## What you will do
Copy all of the material below exactly.

## The input
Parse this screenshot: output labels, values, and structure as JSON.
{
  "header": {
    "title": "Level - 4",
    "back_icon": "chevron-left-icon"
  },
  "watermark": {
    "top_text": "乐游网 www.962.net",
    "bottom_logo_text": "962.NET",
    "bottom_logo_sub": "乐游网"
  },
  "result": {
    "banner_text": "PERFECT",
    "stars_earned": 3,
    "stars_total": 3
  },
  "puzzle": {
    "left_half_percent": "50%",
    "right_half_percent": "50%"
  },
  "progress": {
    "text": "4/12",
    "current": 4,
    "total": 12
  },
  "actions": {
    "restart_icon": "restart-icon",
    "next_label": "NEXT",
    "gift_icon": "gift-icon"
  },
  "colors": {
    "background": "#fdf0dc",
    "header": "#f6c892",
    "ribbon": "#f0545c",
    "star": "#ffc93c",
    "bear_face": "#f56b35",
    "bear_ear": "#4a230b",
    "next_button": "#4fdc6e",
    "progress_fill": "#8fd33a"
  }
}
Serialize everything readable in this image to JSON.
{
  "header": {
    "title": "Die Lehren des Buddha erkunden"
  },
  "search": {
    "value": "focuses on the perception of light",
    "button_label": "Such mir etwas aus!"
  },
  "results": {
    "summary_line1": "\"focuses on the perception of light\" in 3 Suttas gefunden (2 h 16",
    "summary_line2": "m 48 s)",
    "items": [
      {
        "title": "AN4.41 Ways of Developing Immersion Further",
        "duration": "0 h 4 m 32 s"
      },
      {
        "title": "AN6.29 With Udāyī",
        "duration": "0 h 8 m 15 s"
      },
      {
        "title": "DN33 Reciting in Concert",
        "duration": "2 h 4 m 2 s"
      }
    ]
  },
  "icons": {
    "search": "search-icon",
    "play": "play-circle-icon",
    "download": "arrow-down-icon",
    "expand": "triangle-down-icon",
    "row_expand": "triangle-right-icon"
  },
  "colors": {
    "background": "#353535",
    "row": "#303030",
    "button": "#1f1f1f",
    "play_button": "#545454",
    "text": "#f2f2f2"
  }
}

## Answer to this problem
Parse this screenshot: output labels, values, and structure as JSON.
{
  "header": {
    "title": "Level - 4",
    "back_icon": "chevron-left-icon"
  },
  "watermark": {
    "top_text": "乐游网 www.962.net",
    "bottom_logo_text": "962.NET",
    "bottom_logo_sub": "乐游网"
  },
  "result": {
    "banner_text": "PERFECT",
    "stars_earned": 3,
    "stars_total": 3
  },
  "puzzle": {
    "left_half_percent": "50%",
    "right_half_percent": "50%"
  },
  "progress": {
    "text": "4/12",
    "current": 4,
    "total": 12
  },
  "actions": {
    "restart_icon": "restart-icon",
    "next_label": "NEXT",
    "gift_icon": "gift-icon"
  },
  "colors": {
    "background": "#fdf0dc",
    "header": "#f6c892",
    "ribbon": "#f0545c",
    "star": "#ffc93c",
    "bear_face": "#f56b35",
    "bear_ear": "#4a230b",
    "next_button": "#4fdc6e",
    "progress_fill": "#8fd33a"
  }
}
Serialize everything readable in this image to JSON.
{
  "header": {
    "title": "Die Lehren des Buddha erkunden"
  },
  "search": {
    "value": "focuses on the perception of light",
    "button_label": "Such mir etwas aus!"
  },
  "results": {
    "summary_line1": "\"focuses on the perception of light\" in 3 Suttas gefunden (2 h 16",
    "summary_line2": "m 48 s)",
    "items": [
      {
        "title": "AN4.41 Ways of Developing Immersion Further",
        "duration": "0 h 4 m 32 s"
      },
      {
        "title": "AN6.29 With Udāyī",
        "duration": "0 h 8 m 15 s"
      },
      {
        "title": "DN33 Reciting in Concert",
        "duration": "2 h 4 m 2 s"
      }
    ]
  },
  "icons": {
    "search": "search-icon",
    "play": "play-circle-icon",
    "download": "arrow-down-icon",
    "expand": "triangle-down-icon",
    "row_expand": "triangle-right-icon"
  },
  "colors": {
    "background": "#353535",
    "row": "#303030",
    "button": "#1f1f1f",
    "play_button": "#545454",
    "text": "#f2f2f2"
  }
}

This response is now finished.